[Saved entries]
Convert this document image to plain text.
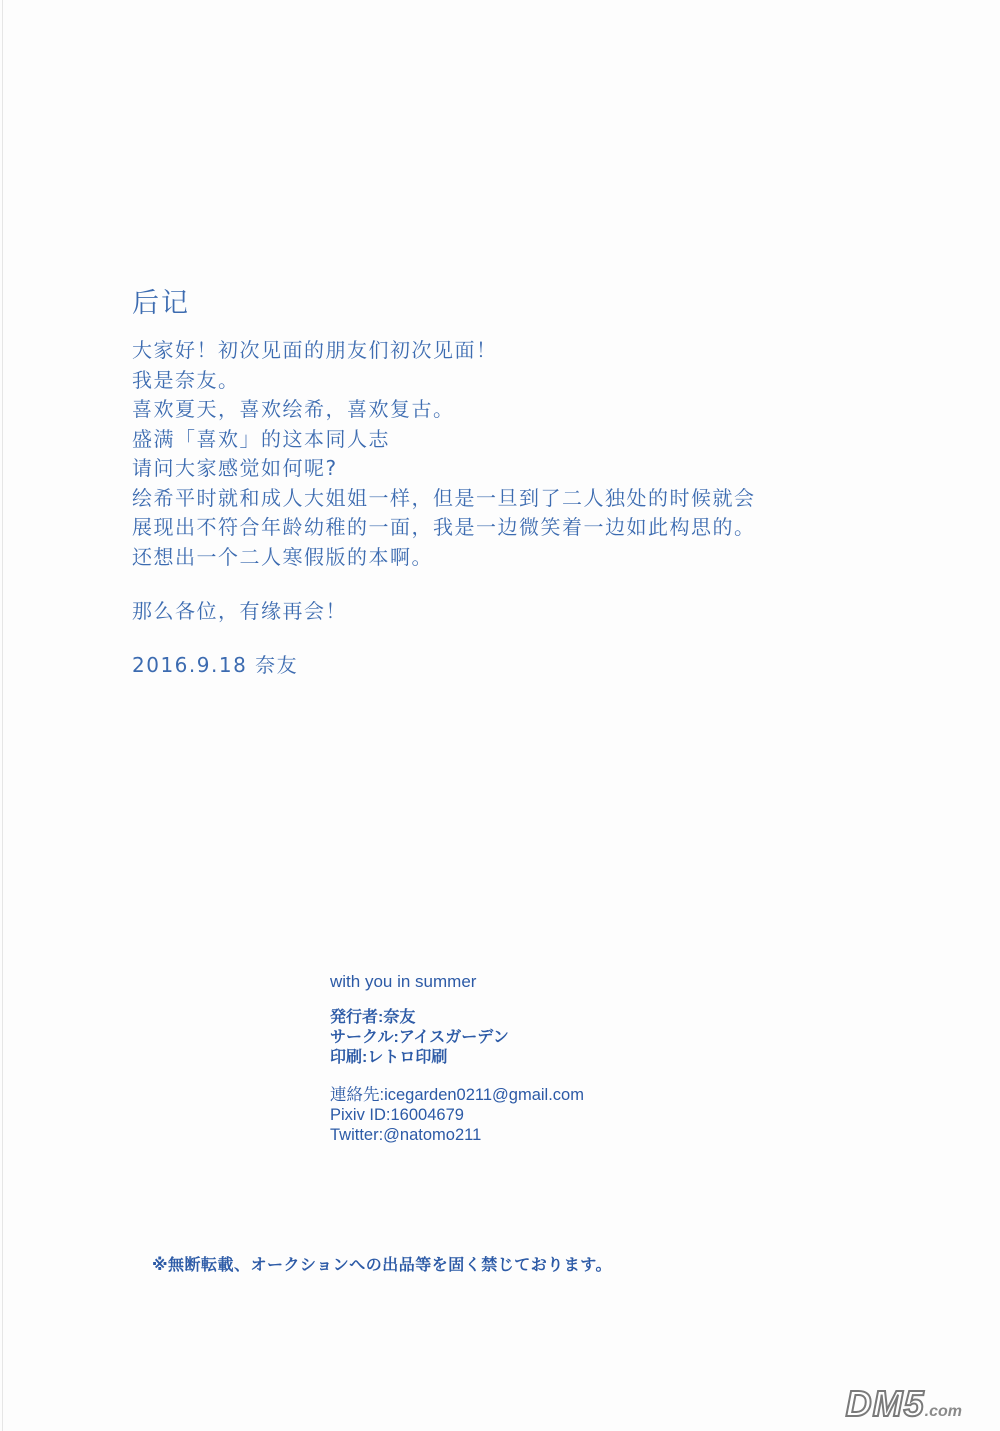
后记
大家好！初次见面的朋友们初次见面！
我是奈友。
喜欢夏天，喜欢绘希，喜欢复古。
盛满「喜欢」的这本同人志
请问大家感觉如何呢?
绘希平时就和成人大姐姐一样，但是一旦到了二人独处的时候就会
展现出不符合年龄幼稚的一面，我是一边微笑着一边如此构思的。
还想出一个二人寒假版的本啊。
那么各位，有缘再会！
2016.9.18 奈友
with you in summer
発行者:奈友
サークル:アイスガーデン
印刷:レトロ印刷
連絡先:icegarden0211@gmail.com
Pixiv ID:16004679
Twitter:@natomo211
※無断転載、オークションへの出品等を固く禁じております。
DM5.com
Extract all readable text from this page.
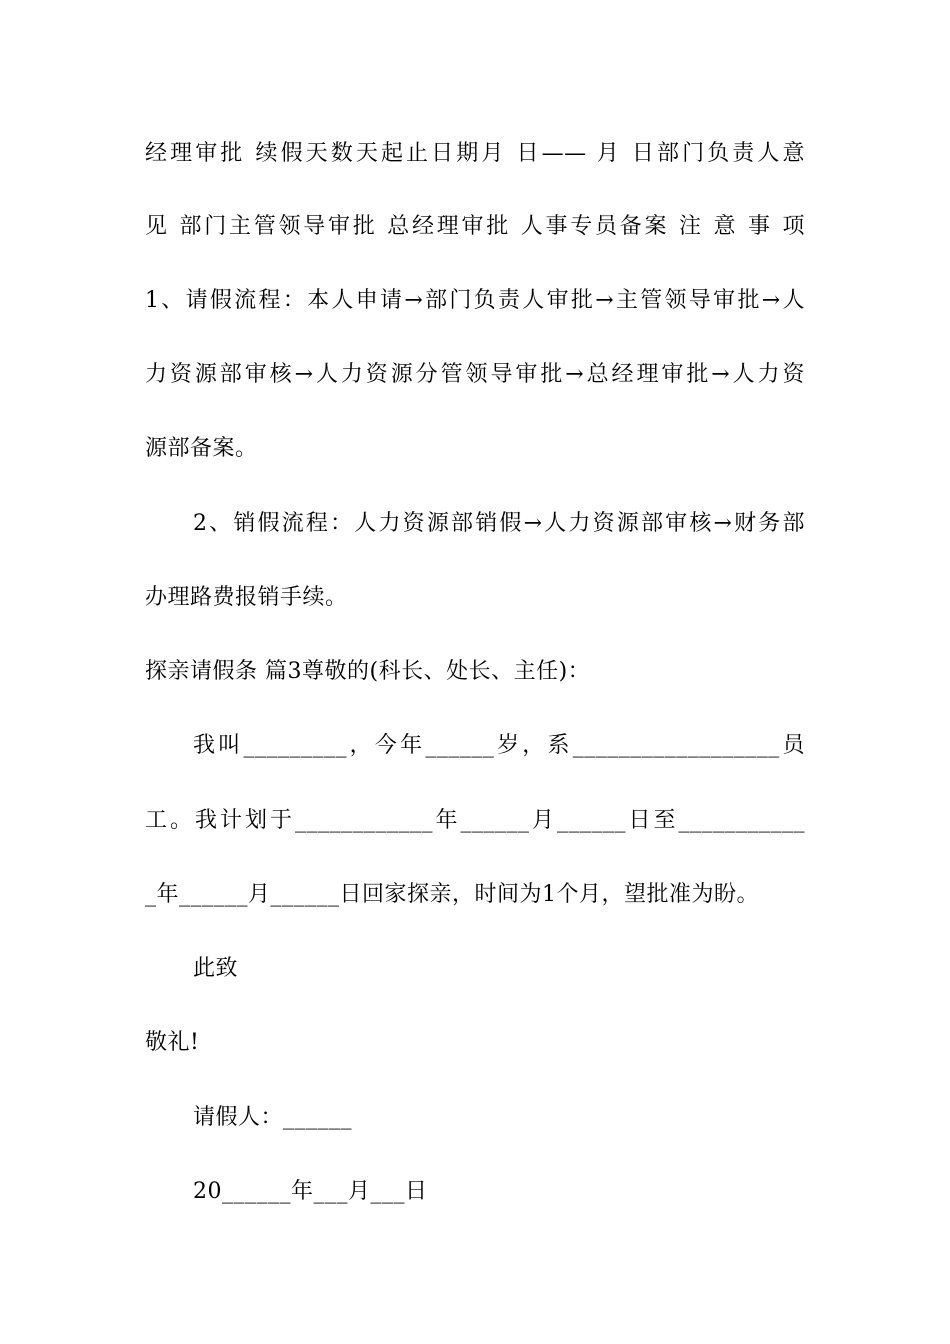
经理审批 续假天数天起止日期月 日—— 月 日部门负责人意
见 部门主管领导审批 总经理审批 人事专员备案 注 意 事 项
1、请假流程：本人申请→部门负责人审批→主管领导审批→人
力资源部审核→人力资源分管领导审批→总经理审批→人力资
源部备案。
2、销假流程：人力资源部销假→人力资源部审核→财务部
办理路费报销手续。
探亲请假条 篇3尊敬的(科长、处长、主任)：
我叫_________，今年______岁，系__________________员
工。我计划于____________年______月______日至___________
_年______月______日回家探亲，时间为1个月，望批准为盼。
此致
敬礼!
请假人：______
20______年___月___日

### Directive
From the line containing "Extract all readable text from this page." through the end of the entries, quote each line exactly and nothing else, excluding all pictures.

### Solved exercise
Extract all readable text from this page.
经理审批 续假天数天起止日期月 日—— 月 日部门负责人意
见 部门主管领导审批 总经理审批 人事专员备案 注 意 事 项
1、请假流程：本人申请→部门负责人审批→主管领导审批→人
力资源部审核→人力资源分管领导审批→总经理审批→人力资
源部备案。
2、销假流程：人力资源部销假→人力资源部审核→财务部
办理路费报销手续。
探亲请假条 篇3尊敬的(科长、处长、主任)：
我叫_________，今年______岁，系__________________员
工。我计划于____________年______月______日至___________
_年______月______日回家探亲，时间为1个月，望批准为盼。
此致
敬礼!
请假人：______
20______年___月___日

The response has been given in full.